§ **Record excerpts**
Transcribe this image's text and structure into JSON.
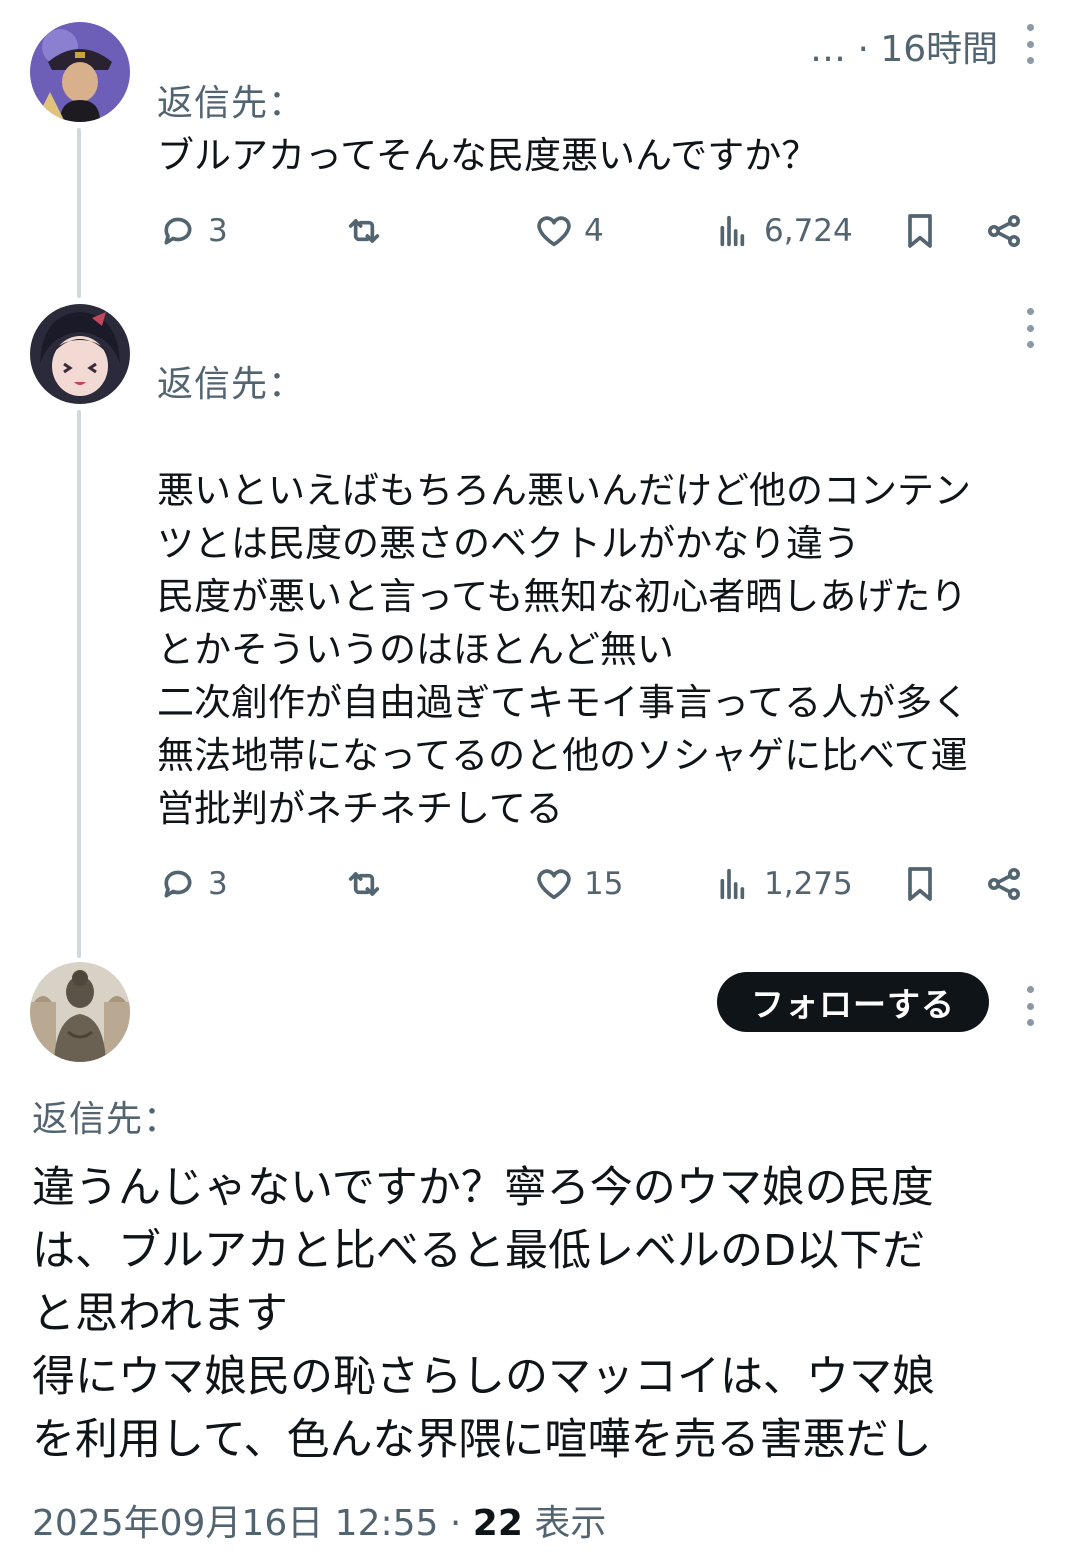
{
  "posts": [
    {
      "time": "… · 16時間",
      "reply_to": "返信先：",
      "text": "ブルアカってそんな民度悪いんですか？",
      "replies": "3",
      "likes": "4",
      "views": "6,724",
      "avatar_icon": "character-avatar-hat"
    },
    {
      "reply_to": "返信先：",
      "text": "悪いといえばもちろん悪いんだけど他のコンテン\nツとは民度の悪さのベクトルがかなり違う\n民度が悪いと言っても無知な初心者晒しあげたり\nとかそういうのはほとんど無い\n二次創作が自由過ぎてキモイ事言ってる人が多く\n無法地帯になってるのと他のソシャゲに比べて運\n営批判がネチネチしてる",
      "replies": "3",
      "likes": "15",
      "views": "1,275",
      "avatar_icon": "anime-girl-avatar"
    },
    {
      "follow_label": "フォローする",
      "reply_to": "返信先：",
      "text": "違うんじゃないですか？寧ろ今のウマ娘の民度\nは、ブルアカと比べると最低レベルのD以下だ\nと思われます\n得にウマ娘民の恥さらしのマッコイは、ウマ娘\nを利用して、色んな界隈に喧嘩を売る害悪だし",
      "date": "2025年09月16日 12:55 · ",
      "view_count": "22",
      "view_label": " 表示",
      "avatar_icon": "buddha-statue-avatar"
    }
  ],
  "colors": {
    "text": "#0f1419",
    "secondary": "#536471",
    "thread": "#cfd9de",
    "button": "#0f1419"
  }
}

§ **Brief**
The entries above should be reproduced exactly, without their pictures.

§ **Worked solution**
Transcribe this image's text and structure into JSON.
{
  "posts": [
    {
      "time": "… · 16時間",
      "reply_to": "返信先：",
      "text": "ブルアカってそんな民度悪いんですか？",
      "replies": "3",
      "likes": "4",
      "views": "6,724",
      "avatar_icon": "character-avatar-hat"
    },
    {
      "reply_to": "返信先：",
      "text": "悪いといえばもちろん悪いんだけど他のコンテン\nツとは民度の悪さのベクトルがかなり違う\n民度が悪いと言っても無知な初心者晒しあげたり\nとかそういうのはほとんど無い\n二次創作が自由過ぎてキモイ事言ってる人が多く\n無法地帯になってるのと他のソシャゲに比べて運\n営批判がネチネチしてる",
      "replies": "3",
      "likes": "15",
      "views": "1,275",
      "avatar_icon": "anime-girl-avatar"
    },
    {
      "follow_label": "フォローする",
      "reply_to": "返信先：",
      "text": "違うんじゃないですか？寧ろ今のウマ娘の民度\nは、ブルアカと比べると最低レベルのD以下だ\nと思われます\n得にウマ娘民の恥さらしのマッコイは、ウマ娘\nを利用して、色んな界隈に喧嘩を売る害悪だし",
      "date": "2025年09月16日 12:55 · ",
      "view_count": "22",
      "view_label": " 表示",
      "avatar_icon": "buddha-statue-avatar"
    }
  ],
  "colors": {
    "text": "#0f1419",
    "secondary": "#536471",
    "thread": "#cfd9de",
    "button": "#0f1419"
  }
}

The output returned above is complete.